## Start

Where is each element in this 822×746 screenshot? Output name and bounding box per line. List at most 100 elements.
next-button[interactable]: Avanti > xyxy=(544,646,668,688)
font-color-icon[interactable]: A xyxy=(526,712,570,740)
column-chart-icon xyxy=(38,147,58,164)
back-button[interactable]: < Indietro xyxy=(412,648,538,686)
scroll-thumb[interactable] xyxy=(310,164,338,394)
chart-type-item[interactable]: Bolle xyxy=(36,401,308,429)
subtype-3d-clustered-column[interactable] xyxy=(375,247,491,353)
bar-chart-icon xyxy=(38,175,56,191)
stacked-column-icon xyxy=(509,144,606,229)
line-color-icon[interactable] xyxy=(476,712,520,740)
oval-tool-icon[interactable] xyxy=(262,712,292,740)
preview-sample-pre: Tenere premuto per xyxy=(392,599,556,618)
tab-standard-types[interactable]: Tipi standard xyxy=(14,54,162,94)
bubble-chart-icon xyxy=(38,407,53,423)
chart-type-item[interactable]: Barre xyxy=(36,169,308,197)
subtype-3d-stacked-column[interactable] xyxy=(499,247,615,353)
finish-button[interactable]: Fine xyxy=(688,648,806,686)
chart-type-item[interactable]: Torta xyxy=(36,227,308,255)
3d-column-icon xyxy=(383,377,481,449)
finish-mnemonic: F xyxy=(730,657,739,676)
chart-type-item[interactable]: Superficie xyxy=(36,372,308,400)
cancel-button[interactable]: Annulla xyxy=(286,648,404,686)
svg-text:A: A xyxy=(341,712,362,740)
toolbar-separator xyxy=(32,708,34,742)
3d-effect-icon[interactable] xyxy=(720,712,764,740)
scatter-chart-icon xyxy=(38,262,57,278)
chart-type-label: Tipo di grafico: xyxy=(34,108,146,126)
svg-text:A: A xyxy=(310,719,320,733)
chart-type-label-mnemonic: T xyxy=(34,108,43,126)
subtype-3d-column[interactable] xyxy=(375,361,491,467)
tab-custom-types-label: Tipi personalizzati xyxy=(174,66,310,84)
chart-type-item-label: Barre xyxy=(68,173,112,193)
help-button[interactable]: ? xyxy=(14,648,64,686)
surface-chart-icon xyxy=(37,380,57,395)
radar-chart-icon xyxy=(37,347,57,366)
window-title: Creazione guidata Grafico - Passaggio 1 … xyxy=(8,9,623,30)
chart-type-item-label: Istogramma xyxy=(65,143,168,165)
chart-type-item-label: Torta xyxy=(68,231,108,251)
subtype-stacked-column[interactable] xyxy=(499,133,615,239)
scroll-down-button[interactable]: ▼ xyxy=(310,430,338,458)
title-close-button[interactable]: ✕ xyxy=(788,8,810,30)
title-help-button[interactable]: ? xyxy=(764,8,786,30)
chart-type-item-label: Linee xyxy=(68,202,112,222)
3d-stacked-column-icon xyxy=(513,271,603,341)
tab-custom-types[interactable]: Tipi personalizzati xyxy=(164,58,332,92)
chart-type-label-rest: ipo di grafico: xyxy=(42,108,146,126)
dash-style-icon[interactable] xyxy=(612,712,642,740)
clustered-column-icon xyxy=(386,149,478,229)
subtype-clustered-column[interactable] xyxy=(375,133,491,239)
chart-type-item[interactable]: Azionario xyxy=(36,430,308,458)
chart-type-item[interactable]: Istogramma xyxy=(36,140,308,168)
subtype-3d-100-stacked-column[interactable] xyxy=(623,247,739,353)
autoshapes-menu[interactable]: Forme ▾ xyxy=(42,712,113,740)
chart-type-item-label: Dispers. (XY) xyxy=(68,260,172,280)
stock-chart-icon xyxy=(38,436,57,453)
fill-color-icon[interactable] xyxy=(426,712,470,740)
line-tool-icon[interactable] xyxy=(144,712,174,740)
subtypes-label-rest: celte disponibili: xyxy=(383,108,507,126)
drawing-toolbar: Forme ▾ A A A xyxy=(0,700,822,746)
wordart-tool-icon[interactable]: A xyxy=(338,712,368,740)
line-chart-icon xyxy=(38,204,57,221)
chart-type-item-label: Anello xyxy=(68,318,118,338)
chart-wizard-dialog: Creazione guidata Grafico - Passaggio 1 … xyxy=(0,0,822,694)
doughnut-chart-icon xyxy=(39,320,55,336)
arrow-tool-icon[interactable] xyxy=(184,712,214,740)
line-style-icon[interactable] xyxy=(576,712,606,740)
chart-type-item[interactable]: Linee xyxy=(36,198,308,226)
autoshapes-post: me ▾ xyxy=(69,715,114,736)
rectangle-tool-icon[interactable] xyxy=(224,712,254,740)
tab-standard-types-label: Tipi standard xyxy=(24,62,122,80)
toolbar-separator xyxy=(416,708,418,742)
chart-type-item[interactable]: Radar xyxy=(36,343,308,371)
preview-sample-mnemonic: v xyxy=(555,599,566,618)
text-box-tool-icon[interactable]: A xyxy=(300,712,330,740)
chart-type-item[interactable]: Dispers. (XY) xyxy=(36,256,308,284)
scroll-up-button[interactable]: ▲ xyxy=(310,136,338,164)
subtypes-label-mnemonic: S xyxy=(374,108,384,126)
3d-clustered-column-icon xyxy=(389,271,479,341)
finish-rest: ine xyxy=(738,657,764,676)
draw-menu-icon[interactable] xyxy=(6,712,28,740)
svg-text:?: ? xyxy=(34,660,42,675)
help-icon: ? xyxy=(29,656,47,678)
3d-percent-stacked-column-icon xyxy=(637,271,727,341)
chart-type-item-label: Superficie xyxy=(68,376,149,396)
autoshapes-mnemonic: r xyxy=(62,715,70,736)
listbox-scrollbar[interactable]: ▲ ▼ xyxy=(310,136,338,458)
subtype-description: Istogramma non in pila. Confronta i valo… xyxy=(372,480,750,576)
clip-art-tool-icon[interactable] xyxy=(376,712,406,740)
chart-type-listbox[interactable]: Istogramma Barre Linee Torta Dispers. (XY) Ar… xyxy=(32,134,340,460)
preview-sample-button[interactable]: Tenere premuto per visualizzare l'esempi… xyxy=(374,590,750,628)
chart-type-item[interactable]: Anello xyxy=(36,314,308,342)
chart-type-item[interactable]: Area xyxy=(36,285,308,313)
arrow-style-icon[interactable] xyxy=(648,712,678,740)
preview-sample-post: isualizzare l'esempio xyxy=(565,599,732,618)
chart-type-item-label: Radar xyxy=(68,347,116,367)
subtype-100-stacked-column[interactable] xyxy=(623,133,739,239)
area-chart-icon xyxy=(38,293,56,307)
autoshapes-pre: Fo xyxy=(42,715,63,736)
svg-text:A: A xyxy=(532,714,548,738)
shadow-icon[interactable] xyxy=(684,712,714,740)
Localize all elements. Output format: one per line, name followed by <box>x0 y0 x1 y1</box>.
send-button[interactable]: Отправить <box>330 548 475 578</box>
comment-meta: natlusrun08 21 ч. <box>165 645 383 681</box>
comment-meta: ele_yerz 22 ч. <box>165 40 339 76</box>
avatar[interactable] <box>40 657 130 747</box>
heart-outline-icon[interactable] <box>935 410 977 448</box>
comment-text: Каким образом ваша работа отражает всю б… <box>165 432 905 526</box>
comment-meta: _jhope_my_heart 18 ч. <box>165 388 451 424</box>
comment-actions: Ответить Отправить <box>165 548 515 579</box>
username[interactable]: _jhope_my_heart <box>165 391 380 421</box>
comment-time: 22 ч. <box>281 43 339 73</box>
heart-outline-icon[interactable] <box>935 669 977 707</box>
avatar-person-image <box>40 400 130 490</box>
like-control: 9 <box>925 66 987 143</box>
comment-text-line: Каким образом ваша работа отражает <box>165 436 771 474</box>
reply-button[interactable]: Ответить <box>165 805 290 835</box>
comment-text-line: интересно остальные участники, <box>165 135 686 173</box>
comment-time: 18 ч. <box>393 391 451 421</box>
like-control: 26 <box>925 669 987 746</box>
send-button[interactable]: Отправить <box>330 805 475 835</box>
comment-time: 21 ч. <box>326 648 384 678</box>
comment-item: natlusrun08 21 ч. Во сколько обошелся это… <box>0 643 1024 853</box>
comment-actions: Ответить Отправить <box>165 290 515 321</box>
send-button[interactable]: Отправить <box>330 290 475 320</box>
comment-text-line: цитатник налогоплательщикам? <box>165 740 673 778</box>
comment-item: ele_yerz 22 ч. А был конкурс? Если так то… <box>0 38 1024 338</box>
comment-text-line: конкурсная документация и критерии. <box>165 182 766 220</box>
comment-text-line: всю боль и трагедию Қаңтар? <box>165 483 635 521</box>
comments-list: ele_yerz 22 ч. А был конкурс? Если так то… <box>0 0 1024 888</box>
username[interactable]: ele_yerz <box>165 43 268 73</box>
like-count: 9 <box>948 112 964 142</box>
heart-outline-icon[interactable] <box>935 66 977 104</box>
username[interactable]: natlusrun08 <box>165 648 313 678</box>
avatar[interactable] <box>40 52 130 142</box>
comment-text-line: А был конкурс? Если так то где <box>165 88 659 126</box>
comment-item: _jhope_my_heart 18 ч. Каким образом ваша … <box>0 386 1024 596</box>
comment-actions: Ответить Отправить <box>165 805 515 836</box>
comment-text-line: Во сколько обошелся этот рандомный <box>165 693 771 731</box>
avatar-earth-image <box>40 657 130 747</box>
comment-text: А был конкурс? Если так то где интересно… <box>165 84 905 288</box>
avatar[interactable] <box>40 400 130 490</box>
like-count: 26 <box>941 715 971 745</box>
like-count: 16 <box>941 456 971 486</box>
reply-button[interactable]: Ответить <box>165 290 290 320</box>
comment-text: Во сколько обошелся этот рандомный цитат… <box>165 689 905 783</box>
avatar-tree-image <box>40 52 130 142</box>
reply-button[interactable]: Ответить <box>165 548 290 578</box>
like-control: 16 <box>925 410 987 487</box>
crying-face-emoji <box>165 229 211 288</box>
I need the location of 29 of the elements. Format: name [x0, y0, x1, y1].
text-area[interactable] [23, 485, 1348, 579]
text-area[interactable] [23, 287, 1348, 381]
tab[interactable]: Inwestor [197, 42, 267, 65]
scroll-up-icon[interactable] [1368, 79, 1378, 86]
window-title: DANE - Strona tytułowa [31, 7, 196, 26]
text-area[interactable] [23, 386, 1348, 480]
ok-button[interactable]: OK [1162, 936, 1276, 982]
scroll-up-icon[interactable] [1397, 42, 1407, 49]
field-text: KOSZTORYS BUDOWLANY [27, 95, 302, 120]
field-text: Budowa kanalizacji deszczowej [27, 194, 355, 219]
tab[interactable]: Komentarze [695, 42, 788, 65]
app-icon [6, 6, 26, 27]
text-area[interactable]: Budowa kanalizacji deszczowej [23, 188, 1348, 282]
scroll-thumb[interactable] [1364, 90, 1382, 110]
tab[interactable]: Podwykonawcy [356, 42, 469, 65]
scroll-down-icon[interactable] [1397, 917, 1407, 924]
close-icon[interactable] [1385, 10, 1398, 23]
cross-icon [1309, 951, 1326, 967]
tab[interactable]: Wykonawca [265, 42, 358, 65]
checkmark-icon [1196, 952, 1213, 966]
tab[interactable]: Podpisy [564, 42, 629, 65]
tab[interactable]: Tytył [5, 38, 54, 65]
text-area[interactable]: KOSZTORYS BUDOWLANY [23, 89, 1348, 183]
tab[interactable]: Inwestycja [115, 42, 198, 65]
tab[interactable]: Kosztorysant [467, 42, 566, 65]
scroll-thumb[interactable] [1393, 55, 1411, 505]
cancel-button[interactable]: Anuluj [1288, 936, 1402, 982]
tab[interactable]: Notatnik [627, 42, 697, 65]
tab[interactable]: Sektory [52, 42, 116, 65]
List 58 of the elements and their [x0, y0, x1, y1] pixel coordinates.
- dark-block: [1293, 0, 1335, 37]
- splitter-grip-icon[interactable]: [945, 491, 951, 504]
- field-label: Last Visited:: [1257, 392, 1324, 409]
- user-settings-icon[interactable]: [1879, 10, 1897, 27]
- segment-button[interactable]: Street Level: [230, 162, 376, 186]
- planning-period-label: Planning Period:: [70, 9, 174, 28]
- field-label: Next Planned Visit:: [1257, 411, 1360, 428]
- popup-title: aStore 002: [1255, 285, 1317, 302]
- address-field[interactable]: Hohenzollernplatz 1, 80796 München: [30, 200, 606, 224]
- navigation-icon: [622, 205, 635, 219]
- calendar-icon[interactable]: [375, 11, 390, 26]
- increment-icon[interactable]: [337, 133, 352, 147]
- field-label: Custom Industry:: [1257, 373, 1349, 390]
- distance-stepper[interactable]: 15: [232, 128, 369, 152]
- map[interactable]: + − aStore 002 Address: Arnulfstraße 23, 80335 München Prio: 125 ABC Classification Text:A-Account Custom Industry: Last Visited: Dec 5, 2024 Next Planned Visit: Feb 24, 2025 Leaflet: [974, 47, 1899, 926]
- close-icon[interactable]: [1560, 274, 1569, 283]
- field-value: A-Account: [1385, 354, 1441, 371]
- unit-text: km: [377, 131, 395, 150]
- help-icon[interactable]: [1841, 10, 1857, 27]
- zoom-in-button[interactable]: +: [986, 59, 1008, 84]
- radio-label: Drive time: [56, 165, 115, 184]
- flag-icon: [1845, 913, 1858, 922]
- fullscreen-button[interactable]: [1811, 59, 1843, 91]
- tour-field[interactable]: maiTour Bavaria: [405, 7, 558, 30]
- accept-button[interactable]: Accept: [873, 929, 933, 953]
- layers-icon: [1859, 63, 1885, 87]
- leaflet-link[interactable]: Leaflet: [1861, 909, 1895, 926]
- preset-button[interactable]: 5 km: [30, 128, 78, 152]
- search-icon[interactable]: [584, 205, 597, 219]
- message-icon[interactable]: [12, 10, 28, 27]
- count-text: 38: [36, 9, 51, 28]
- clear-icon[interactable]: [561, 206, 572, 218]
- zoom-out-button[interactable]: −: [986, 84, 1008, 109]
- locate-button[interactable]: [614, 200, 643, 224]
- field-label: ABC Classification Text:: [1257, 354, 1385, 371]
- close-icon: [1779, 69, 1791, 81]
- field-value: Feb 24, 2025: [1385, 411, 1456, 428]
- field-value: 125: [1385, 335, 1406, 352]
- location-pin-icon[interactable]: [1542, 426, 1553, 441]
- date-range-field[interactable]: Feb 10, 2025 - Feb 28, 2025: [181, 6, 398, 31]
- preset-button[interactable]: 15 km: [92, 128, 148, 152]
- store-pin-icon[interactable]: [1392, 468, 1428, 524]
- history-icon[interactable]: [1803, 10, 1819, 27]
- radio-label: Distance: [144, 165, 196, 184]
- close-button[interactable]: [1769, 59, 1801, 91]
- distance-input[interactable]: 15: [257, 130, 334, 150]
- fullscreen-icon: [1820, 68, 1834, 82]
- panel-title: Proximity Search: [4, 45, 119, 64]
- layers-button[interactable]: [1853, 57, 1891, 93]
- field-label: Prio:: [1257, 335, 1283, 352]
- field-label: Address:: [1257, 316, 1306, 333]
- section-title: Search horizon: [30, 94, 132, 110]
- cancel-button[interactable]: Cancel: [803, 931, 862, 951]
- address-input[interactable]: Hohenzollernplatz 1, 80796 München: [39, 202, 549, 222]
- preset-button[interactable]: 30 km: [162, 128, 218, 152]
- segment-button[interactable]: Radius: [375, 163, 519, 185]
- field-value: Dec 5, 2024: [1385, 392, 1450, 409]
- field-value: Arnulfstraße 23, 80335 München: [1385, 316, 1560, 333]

## End

■ Written task: Please extract the lines of the records from the first one through the line that contains "oval-tool-icon[interactable] xyxy=(262,712,292,740)", including that line, and copy each of them word for word.

■ Final result:
Where is each element in this 822×746 screenshot? Output name and bounding box per line. List at most 100 elements.
next-button[interactable]: Avanti > xyxy=(544,646,668,688)
font-color-icon[interactable]: A xyxy=(526,712,570,740)
column-chart-icon xyxy=(38,147,58,164)
back-button[interactable]: < Indietro xyxy=(412,648,538,686)
scroll-thumb[interactable] xyxy=(310,164,338,394)
chart-type-item[interactable]: Bolle xyxy=(36,401,308,429)
subtype-3d-clustered-column[interactable] xyxy=(375,247,491,353)
bar-chart-icon xyxy=(38,175,56,191)
stacked-column-icon xyxy=(509,144,606,229)
line-color-icon[interactable] xyxy=(476,712,520,740)
oval-tool-icon[interactable] xyxy=(262,712,292,740)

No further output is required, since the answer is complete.